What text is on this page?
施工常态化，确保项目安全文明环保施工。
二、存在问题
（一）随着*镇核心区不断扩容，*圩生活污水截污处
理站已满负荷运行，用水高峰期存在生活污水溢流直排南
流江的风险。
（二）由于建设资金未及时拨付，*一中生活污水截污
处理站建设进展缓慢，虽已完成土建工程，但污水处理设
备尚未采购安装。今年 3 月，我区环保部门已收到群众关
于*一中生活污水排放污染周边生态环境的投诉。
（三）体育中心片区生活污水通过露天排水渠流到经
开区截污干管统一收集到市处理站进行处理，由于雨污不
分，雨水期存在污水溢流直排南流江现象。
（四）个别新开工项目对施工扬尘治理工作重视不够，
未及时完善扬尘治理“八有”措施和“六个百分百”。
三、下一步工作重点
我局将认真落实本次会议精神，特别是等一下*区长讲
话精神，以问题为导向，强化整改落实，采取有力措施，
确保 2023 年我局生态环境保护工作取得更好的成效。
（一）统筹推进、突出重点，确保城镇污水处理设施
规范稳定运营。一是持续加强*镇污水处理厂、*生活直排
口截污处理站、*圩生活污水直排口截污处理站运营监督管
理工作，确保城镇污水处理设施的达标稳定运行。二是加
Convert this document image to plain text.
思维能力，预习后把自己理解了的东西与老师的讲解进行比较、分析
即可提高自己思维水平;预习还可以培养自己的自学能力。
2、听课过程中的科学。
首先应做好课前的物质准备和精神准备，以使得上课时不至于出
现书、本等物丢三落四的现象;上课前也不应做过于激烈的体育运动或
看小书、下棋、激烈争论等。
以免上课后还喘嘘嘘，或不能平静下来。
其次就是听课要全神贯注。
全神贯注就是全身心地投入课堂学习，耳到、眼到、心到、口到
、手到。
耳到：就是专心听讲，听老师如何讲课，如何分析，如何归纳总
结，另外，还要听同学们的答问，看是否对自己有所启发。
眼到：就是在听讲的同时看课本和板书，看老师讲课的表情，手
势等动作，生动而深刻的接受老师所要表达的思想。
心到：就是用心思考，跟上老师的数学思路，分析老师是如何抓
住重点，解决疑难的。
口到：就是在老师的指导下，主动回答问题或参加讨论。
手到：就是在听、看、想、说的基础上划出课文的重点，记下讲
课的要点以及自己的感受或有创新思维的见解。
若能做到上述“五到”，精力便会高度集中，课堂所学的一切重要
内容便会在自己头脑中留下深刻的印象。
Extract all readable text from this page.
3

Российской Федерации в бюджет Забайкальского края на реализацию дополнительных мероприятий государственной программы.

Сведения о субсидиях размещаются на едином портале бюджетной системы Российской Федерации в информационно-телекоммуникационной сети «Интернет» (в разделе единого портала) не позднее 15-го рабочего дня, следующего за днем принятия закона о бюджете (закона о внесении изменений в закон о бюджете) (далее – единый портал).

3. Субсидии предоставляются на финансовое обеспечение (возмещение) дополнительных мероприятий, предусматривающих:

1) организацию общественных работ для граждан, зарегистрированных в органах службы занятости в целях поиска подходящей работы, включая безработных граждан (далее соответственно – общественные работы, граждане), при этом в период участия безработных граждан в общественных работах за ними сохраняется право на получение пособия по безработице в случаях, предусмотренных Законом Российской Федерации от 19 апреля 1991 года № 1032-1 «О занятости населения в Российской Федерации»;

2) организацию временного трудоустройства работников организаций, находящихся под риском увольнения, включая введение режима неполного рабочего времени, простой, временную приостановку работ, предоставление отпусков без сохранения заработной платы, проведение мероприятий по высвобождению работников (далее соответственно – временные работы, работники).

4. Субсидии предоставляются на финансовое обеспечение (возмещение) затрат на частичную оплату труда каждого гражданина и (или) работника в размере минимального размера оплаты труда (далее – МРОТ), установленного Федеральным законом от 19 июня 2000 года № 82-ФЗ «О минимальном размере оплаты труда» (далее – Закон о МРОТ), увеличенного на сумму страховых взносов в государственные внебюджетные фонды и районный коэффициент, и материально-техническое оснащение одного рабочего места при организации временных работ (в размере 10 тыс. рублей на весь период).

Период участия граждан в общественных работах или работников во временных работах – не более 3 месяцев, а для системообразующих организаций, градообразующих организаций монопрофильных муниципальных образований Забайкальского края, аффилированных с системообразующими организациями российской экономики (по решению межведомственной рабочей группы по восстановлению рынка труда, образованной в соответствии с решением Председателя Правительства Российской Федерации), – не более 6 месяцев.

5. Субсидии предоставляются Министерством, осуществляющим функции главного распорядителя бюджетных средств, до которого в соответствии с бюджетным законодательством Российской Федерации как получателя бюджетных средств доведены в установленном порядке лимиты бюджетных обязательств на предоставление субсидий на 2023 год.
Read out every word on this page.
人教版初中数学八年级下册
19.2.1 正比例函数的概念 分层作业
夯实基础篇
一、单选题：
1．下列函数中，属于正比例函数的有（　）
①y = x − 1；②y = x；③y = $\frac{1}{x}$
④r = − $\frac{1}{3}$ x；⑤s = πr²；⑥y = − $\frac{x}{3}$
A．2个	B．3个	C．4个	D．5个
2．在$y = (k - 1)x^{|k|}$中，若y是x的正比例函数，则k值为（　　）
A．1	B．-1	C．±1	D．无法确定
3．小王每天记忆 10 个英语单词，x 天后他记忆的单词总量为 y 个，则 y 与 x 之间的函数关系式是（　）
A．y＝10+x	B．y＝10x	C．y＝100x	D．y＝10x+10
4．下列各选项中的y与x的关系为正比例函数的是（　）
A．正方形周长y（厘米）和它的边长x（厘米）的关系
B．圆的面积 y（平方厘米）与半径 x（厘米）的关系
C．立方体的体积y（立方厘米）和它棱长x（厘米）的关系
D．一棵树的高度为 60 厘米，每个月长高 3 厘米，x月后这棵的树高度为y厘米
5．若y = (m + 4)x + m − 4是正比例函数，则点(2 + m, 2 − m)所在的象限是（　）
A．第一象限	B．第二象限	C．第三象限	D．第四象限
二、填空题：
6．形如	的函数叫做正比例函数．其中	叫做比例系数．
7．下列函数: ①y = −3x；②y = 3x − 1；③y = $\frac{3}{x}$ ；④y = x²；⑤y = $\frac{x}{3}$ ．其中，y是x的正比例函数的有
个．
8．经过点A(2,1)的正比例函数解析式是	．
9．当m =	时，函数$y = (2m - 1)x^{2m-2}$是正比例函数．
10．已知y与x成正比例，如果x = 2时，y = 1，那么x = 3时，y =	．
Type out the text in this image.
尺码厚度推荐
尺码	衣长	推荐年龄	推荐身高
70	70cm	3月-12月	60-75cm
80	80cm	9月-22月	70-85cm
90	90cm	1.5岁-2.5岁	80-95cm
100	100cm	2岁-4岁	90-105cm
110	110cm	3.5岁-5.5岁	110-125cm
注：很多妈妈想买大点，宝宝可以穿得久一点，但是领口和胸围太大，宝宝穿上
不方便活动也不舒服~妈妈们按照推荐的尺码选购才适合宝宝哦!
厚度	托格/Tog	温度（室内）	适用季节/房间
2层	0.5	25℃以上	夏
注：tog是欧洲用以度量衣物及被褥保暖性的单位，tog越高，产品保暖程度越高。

☆ ☆ ☆ ☆ ☆

→ TASK TO CARRY OUT
Find the line that contains "Type out the text in this image." in the listing above. Retype it and every line after it up to the last, exactly, and nothing else.

→ OUTPUT OF THE TASK
Type out the text in this image.
尺码厚度推荐
尺码	衣长	推荐年龄	推荐身高
70	70cm	3月-12月	60-75cm
80	80cm	9月-22月	70-85cm
90	90cm	1.5岁-2.5岁	80-95cm
100	100cm	2岁-4岁	90-105cm
110	110cm	3.5岁-5.5岁	110-125cm
注：很多妈妈想买大点，宝宝可以穿得久一点，但是领口和胸围太大，宝宝穿上
不方便活动也不舒服~妈妈们按照推荐的尺码选购才适合宝宝哦!
厚度	托格/Tog	温度（室内）	适用季节/房间
2层	0.5	25℃以上	夏
注：tog是欧洲用以度量衣物及被褥保暖性的单位，tog越高，产品保暖程度越高。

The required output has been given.